__Stored records__
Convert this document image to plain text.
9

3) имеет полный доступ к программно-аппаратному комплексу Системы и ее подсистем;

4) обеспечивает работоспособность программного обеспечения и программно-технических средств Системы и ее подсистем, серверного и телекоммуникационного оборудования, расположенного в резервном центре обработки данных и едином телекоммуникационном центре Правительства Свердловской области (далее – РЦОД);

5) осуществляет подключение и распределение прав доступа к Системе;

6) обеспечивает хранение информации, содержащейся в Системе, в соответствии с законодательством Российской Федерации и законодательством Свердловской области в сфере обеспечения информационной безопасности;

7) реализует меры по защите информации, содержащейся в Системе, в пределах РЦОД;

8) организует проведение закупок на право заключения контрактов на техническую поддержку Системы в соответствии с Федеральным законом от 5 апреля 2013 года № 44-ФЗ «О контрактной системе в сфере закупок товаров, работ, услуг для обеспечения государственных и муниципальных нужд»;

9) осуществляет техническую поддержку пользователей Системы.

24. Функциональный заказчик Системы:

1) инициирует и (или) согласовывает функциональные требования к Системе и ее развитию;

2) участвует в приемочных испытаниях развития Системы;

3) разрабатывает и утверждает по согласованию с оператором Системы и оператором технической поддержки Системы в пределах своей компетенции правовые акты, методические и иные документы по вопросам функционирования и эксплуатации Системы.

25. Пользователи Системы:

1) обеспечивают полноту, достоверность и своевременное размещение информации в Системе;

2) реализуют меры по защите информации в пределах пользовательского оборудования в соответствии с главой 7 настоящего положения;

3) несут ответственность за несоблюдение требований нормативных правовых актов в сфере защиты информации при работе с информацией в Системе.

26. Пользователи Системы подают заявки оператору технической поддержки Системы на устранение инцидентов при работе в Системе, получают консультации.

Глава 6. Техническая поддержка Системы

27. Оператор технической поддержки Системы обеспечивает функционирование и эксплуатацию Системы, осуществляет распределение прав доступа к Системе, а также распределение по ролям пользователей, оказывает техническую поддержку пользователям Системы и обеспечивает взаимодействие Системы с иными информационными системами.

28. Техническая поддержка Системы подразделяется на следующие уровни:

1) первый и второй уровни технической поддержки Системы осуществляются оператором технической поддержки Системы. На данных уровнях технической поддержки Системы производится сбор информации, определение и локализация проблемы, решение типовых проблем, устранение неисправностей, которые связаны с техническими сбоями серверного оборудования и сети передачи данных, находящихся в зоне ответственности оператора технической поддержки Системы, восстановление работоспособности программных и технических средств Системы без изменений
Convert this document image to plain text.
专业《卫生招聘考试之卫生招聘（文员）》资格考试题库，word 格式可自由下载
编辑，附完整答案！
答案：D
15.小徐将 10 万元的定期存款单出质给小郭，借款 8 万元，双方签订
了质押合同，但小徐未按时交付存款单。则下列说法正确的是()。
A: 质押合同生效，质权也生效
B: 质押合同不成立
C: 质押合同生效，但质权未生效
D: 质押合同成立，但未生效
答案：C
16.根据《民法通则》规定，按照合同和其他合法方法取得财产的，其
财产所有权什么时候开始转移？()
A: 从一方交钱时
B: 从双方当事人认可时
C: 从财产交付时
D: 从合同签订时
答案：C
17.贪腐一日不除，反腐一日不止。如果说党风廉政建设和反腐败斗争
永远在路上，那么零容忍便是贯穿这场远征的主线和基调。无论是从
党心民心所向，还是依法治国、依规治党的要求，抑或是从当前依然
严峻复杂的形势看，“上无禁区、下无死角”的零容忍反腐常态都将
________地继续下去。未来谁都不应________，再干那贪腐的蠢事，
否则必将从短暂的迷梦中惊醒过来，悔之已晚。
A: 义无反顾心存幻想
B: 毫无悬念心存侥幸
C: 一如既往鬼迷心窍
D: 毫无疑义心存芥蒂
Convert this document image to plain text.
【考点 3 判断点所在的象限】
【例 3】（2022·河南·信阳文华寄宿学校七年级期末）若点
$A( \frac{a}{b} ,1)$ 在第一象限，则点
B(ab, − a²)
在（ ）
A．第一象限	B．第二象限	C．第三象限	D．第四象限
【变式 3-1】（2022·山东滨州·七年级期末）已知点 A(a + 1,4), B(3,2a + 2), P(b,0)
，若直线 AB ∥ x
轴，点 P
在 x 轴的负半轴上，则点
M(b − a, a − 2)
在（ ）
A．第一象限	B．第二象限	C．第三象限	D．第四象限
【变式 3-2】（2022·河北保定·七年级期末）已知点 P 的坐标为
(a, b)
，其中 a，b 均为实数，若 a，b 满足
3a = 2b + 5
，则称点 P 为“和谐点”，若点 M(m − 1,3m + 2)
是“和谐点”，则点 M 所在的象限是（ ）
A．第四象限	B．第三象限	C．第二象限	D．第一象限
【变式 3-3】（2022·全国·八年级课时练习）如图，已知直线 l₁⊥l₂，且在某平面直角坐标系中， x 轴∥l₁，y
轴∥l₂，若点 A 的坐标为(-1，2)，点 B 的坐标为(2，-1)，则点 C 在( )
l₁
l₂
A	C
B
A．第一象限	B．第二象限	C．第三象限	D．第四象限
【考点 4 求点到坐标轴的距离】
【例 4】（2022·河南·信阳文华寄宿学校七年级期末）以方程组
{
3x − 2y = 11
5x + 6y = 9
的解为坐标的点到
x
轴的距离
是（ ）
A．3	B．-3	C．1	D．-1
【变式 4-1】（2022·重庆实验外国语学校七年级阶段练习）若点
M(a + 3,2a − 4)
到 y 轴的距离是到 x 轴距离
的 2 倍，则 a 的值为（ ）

__TASK DESCRIPTION__
Pull every line containing the word "доступа" out of the entries above.

__THE OUTPUT__
5) осуществляет подключение и распределение прав доступа к Системе;
27. Оператор технической поддержки Системы обеспечивает функционирование и эксплуатацию Системы, осуществляет распределение прав доступа к Системе, а также распределение по ролям пользователей, оказывает техническую поддержку пользователям Системы и обеспечивает взаимодействие Системы с иными информационными системами.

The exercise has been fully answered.